The answer should be a single number: how many lines of the entries below hold the word "Management".

* BEGIN *

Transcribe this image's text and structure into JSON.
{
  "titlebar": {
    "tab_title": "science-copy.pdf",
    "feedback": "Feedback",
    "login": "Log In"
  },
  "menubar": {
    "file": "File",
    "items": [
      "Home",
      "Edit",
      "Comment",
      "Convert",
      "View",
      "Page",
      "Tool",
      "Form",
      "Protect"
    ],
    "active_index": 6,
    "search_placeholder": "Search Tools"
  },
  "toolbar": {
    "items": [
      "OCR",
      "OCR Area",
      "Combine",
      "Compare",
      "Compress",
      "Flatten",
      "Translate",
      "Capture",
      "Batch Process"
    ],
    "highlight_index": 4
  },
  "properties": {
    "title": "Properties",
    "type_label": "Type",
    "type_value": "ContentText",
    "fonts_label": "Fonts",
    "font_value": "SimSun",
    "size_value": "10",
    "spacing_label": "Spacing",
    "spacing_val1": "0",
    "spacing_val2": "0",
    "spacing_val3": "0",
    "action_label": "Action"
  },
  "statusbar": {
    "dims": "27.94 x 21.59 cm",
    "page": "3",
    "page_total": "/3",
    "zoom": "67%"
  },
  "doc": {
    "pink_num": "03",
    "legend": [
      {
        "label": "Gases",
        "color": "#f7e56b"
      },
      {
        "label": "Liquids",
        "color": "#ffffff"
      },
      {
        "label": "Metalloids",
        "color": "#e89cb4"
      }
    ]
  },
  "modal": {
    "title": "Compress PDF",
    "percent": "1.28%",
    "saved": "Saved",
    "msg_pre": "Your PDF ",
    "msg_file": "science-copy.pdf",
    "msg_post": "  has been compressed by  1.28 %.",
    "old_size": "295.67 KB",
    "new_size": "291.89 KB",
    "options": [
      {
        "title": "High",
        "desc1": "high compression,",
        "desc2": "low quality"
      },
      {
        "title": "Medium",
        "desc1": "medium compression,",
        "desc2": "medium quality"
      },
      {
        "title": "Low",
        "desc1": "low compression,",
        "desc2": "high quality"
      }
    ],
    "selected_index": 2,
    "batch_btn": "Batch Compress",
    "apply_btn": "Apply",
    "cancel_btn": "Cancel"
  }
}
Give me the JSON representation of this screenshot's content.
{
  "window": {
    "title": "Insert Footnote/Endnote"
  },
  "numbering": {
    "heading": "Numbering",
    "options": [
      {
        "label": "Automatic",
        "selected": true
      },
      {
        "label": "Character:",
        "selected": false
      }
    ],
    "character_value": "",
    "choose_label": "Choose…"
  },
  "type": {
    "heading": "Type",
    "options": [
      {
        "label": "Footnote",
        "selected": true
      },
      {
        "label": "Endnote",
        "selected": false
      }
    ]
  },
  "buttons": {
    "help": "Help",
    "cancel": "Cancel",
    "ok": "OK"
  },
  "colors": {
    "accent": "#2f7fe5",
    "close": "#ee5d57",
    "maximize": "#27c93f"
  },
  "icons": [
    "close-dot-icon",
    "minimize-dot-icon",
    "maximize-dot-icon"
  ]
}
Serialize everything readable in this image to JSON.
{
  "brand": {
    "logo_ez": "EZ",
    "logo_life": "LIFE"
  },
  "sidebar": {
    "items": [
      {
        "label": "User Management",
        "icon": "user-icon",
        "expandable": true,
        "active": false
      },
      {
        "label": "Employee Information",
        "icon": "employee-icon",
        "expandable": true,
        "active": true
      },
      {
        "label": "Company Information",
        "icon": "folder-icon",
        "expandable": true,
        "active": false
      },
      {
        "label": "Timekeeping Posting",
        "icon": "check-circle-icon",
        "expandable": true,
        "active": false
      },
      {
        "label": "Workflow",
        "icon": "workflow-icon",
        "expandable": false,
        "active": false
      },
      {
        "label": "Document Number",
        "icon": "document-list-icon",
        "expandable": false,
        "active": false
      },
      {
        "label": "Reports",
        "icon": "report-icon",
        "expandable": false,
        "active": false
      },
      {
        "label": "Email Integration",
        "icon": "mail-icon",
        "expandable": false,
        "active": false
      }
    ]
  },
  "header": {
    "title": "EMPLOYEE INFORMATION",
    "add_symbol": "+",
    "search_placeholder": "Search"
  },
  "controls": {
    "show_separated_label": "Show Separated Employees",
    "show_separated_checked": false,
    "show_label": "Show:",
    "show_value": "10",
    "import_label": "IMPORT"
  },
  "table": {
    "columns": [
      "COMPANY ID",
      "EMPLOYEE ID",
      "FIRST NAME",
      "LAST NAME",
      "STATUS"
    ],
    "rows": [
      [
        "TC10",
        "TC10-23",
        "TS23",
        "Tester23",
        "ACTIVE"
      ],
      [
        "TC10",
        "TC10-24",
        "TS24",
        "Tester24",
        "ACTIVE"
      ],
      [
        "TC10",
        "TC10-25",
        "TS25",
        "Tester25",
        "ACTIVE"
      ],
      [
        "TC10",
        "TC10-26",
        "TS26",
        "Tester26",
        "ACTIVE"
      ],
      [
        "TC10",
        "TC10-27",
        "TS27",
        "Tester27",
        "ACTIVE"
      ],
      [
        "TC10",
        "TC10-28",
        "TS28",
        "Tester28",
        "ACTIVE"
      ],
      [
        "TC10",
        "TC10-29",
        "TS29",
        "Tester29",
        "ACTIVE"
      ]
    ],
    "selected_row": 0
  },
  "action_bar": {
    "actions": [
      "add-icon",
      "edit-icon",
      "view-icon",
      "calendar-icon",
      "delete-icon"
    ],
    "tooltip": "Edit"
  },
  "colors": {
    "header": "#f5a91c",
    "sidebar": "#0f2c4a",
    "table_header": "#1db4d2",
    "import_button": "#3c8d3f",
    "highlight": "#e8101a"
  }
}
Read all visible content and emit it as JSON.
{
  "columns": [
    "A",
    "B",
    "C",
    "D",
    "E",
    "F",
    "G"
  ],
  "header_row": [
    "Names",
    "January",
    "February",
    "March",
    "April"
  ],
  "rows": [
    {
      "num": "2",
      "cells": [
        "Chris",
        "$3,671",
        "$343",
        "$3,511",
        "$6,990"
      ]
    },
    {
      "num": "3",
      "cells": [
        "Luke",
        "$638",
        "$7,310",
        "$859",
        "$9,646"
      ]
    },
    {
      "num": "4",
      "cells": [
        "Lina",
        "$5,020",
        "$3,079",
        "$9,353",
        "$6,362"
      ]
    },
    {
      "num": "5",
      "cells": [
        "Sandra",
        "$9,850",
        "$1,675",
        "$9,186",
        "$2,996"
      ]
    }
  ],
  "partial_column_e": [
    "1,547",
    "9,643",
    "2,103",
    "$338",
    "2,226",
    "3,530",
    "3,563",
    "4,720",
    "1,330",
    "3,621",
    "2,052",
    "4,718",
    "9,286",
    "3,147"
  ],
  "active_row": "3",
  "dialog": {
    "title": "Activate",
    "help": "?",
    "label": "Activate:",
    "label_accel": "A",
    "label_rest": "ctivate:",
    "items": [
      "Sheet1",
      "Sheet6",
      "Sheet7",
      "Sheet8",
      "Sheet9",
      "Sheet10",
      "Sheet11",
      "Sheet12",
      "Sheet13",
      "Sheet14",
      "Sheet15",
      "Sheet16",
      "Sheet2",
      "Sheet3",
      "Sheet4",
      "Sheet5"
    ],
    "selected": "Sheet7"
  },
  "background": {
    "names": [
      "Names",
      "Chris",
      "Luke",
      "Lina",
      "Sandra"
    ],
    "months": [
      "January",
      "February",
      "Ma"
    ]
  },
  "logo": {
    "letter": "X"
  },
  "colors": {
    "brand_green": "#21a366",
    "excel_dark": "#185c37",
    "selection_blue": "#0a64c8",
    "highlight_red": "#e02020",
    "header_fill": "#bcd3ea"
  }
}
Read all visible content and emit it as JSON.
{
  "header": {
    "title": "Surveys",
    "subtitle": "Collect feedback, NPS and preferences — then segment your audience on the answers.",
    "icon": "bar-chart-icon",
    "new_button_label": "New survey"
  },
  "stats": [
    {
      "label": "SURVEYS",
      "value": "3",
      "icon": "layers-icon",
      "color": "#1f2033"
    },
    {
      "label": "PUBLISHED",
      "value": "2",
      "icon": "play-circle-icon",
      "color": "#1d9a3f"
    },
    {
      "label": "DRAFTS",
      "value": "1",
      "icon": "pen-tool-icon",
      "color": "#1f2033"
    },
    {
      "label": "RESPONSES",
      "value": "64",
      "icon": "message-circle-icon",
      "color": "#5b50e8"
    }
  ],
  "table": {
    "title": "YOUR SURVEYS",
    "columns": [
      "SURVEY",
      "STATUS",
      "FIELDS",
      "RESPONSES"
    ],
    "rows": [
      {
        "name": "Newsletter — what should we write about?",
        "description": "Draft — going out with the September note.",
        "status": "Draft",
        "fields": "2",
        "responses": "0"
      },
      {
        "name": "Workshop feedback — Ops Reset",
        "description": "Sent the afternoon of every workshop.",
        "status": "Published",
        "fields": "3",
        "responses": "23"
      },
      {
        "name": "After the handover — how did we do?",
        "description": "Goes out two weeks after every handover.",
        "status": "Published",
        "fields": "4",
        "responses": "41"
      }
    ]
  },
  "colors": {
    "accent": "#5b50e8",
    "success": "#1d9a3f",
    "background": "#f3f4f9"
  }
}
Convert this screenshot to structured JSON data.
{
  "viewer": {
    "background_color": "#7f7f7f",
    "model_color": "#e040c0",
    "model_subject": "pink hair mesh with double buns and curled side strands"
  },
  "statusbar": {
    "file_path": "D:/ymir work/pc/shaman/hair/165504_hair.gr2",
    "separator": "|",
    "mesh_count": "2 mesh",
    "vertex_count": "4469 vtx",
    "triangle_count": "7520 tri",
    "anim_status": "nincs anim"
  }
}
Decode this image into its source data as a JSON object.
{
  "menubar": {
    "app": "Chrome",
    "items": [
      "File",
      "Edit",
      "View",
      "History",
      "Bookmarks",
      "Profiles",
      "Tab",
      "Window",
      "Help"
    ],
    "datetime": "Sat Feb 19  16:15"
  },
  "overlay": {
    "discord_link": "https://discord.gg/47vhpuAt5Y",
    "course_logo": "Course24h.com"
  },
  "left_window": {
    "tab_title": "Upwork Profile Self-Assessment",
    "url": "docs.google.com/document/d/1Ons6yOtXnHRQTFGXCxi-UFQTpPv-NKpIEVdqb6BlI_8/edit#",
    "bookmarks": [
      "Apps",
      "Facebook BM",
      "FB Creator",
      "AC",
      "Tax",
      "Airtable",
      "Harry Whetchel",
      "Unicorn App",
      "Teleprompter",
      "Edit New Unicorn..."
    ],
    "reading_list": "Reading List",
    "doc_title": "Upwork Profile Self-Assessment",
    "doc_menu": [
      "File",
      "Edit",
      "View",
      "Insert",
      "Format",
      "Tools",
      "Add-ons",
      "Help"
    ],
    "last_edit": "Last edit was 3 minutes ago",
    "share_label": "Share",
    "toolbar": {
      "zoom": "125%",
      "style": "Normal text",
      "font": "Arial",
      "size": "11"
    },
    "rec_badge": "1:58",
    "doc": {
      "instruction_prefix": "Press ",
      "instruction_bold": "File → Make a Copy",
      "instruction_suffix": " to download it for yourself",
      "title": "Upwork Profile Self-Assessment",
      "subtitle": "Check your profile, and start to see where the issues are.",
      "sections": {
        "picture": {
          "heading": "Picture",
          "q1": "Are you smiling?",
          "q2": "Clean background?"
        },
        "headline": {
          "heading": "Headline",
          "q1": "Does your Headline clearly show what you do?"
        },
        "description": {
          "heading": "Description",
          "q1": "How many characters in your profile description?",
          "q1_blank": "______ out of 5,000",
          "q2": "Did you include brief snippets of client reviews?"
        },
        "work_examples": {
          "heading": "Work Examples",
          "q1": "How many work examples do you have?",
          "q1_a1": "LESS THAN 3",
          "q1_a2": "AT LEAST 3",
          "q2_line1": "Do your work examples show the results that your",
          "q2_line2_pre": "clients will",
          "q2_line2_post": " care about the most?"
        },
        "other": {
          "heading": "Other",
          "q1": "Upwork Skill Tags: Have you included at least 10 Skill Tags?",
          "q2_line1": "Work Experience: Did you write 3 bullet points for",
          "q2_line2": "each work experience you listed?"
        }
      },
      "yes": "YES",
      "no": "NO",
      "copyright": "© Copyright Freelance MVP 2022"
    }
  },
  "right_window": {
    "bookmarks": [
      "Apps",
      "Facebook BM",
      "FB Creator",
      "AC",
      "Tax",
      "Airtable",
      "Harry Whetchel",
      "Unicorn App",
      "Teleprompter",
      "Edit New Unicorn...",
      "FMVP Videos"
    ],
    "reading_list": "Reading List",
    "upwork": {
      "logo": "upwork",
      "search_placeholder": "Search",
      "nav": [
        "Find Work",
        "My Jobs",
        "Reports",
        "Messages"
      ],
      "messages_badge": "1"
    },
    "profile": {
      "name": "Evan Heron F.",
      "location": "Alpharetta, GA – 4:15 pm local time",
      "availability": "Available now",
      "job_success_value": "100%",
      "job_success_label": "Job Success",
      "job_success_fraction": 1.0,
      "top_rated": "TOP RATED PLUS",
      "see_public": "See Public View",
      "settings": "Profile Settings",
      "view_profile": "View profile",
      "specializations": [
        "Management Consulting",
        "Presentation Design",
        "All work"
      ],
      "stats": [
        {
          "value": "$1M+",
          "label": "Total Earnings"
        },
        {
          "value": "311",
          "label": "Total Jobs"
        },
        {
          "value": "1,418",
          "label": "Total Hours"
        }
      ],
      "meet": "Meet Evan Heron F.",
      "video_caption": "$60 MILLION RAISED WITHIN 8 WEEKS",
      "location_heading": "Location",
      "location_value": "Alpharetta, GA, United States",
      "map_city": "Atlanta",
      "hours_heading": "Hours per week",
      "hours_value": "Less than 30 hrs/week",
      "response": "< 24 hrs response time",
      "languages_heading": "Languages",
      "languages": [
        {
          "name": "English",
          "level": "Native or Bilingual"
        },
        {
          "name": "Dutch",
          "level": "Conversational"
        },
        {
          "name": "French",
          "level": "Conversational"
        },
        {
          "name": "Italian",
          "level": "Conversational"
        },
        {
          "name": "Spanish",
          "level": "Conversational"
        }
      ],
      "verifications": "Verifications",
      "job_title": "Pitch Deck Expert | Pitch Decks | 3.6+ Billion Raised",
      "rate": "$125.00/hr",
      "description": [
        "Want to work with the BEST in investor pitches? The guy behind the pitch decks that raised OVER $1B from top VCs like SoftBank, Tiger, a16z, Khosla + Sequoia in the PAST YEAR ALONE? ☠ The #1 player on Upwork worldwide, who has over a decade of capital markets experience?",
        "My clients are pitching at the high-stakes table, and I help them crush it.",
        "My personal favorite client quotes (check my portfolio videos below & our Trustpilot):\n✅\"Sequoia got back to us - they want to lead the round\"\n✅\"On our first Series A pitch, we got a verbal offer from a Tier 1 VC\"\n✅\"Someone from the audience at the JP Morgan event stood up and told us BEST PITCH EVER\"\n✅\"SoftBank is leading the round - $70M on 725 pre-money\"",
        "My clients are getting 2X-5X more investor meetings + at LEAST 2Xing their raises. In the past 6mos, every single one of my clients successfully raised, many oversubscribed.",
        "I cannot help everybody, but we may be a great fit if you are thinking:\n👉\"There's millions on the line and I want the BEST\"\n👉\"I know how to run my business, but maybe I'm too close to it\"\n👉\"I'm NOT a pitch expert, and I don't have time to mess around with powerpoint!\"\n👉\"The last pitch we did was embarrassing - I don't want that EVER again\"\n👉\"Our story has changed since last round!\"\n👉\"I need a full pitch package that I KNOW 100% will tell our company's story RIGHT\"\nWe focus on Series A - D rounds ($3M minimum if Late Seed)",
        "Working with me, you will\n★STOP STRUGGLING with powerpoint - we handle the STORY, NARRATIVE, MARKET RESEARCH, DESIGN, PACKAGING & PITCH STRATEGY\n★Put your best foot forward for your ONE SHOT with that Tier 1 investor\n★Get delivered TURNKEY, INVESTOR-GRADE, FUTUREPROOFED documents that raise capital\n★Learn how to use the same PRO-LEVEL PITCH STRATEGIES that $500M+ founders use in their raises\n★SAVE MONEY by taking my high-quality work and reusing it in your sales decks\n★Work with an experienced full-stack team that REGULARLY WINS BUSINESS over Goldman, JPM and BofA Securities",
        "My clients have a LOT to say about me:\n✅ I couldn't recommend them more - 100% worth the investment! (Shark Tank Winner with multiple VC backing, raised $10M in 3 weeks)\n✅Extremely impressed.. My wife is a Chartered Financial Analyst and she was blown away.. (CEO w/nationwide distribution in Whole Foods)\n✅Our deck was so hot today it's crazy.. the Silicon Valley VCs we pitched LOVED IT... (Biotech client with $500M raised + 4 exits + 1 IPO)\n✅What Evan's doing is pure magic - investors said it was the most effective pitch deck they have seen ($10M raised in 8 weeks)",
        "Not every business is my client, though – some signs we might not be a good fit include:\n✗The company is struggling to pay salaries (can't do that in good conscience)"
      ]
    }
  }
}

* END *

= Exercise response =
2